Exercise materials »
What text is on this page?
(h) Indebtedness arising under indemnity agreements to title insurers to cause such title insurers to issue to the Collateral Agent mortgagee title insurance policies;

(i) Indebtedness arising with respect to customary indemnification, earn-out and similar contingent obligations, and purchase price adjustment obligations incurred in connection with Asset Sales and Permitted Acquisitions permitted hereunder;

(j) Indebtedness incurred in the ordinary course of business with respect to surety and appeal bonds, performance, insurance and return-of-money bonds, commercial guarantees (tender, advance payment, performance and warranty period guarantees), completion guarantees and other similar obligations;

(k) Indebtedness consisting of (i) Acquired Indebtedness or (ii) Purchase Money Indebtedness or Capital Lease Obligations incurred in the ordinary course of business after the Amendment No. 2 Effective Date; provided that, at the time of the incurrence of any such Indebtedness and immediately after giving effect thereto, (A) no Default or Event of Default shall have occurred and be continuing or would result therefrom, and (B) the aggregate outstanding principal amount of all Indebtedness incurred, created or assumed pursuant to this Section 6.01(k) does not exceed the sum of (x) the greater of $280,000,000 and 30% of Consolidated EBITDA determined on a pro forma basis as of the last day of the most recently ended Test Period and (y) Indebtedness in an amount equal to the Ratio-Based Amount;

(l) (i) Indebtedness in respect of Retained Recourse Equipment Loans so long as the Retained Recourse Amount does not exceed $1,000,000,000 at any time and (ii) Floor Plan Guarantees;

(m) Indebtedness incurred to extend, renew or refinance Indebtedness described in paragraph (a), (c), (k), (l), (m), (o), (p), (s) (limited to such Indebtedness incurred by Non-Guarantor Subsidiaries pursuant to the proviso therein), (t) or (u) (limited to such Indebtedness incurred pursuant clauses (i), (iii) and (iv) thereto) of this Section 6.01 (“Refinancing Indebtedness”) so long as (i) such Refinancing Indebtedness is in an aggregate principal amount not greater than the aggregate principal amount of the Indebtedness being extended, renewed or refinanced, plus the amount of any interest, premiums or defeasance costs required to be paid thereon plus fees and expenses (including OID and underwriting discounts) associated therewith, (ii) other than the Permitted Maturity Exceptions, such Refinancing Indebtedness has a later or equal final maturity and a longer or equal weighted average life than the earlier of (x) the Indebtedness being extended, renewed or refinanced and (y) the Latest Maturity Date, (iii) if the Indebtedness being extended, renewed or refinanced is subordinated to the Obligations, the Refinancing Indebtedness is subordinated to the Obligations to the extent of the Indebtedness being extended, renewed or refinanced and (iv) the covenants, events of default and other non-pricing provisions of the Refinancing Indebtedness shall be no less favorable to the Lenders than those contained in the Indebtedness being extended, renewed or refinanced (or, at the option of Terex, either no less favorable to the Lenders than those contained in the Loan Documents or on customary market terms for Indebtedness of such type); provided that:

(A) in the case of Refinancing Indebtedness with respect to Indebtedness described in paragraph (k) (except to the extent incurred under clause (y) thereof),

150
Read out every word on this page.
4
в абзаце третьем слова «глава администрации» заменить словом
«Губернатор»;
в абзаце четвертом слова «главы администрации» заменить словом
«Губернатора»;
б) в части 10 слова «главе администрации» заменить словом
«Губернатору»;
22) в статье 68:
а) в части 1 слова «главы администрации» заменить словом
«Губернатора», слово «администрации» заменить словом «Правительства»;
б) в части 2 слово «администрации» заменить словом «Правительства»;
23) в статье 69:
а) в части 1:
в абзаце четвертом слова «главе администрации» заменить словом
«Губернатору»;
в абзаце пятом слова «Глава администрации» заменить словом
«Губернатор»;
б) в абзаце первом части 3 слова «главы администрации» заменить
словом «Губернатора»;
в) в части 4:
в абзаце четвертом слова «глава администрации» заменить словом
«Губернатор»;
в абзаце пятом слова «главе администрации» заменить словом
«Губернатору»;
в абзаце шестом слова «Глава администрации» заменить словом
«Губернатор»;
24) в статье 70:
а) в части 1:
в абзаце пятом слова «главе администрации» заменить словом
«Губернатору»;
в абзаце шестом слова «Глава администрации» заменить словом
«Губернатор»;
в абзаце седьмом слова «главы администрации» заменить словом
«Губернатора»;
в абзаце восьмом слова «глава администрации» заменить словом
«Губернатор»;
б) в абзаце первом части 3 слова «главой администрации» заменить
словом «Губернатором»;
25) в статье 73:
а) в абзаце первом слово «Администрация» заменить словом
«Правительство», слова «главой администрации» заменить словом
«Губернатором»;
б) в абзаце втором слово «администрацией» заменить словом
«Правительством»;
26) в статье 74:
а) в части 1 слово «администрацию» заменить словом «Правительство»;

Stated task » Restate the whole listing exactly.

Exercise answer »
What text is on this page?
(h) Indebtedness arising under indemnity agreements to title insurers to cause such title insurers to issue to the Collateral Agent mortgagee title insurance policies;

(i) Indebtedness arising with respect to customary indemnification, earn-out and similar contingent obligations, and purchase price adjustment obligations incurred in connection with Asset Sales and Permitted Acquisitions permitted hereunder;

(j) Indebtedness incurred in the ordinary course of business with respect to surety and appeal bonds, performance, insurance and return-of-money bonds, commercial guarantees (tender, advance payment, performance and warranty period guarantees), completion guarantees and other similar obligations;

(k) Indebtedness consisting of (i) Acquired Indebtedness or (ii) Purchase Money Indebtedness or Capital Lease Obligations incurred in the ordinary course of business after the Amendment No. 2 Effective Date; provided that, at the time of the incurrence of any such Indebtedness and immediately after giving effect thereto, (A) no Default or Event of Default shall have occurred and be continuing or would result therefrom, and (B) the aggregate outstanding principal amount of all Indebtedness incurred, created or assumed pursuant to this Section 6.01(k) does not exceed the sum of (x) the greater of $280,000,000 and 30% of Consolidated EBITDA determined on a pro forma basis as of the last day of the most recently ended Test Period and (y) Indebtedness in an amount equal to the Ratio-Based Amount;

(l) (i) Indebtedness in respect of Retained Recourse Equipment Loans so long as the Retained Recourse Amount does not exceed $1,000,000,000 at any time and (ii) Floor Plan Guarantees;

(m) Indebtedness incurred to extend, renew or refinance Indebtedness described in paragraph (a), (c), (k), (l), (m), (o), (p), (s) (limited to such Indebtedness incurred by Non-Guarantor Subsidiaries pursuant to the proviso therein), (t) or (u) (limited to such Indebtedness incurred pursuant clauses (i), (iii) and (iv) thereto) of this Section 6.01 (“Refinancing Indebtedness”) so long as (i) such Refinancing Indebtedness is in an aggregate principal amount not greater than the aggregate principal amount of the Indebtedness being extended, renewed or refinanced, plus the amount of any interest, premiums or defeasance costs required to be paid thereon plus fees and expenses (including OID and underwriting discounts) associated therewith, (ii) other than the Permitted Maturity Exceptions, such Refinancing Indebtedness has a later or equal final maturity and a longer or equal weighted average life than the earlier of (x) the Indebtedness being extended, renewed or refinanced and (y) the Latest Maturity Date, (iii) if the Indebtedness being extended, renewed or refinanced is subordinated to the Obligations, the Refinancing Indebtedness is subordinated to the Obligations to the extent of the Indebtedness being extended, renewed or refinanced and (iv) the covenants, events of default and other non-pricing provisions of the Refinancing Indebtedness shall be no less favorable to the Lenders than those contained in the Indebtedness being extended, renewed or refinanced (or, at the option of Terex, either no less favorable to the Lenders than those contained in the Loan Documents or on customary market terms for Indebtedness of such type); provided that:

(A) in the case of Refinancing Indebtedness with respect to Indebtedness described in paragraph (k) (except to the extent incurred under clause (y) thereof),

150
Read out every word on this page.
4
в абзаце третьем слова «глава администрации» заменить словом
«Губернатор»;
в абзаце четвертом слова «главы администрации» заменить словом
«Губернатора»;
б) в части 10 слова «главе администрации» заменить словом
«Губернатору»;
22) в статье 68:
а) в части 1 слова «главы администрации» заменить словом
«Губернатора», слово «администрации» заменить словом «Правительства»;
б) в части 2 слово «администрации» заменить словом «Правительства»;
23) в статье 69:
а) в части 1:
в абзаце четвертом слова «главе администрации» заменить словом
«Губернатору»;
в абзаце пятом слова «Глава администрации» заменить словом
«Губернатор»;
б) в абзаце первом части 3 слова «главы администрации» заменить
словом «Губернатора»;
в) в части 4:
в абзаце четвертом слова «глава администрации» заменить словом
«Губернатор»;
в абзаце пятом слова «главе администрации» заменить словом
«Губернатору»;
в абзаце шестом слова «Глава администрации» заменить словом
«Губернатор»;
24) в статье 70:
а) в части 1:
в абзаце пятом слова «главе администрации» заменить словом
«Губернатору»;
в абзаце шестом слова «Глава администрации» заменить словом
«Губернатор»;
в абзаце седьмом слова «главы администрации» заменить словом
«Губернатора»;
в абзаце восьмом слова «глава администрации» заменить словом
«Губернатор»;
б) в абзаце первом части 3 слова «главой администрации» заменить
словом «Губернатором»;
25) в статье 73:
а) в абзаце первом слово «Администрация» заменить словом
«Правительство», слова «главой администрации» заменить словом
«Губернатором»;
б) в абзаце втором слово «администрацией» заменить словом
«Правительством»;
26) в статье 74:
а) в части 1 слово «администрацию» заменить словом «Правительство»;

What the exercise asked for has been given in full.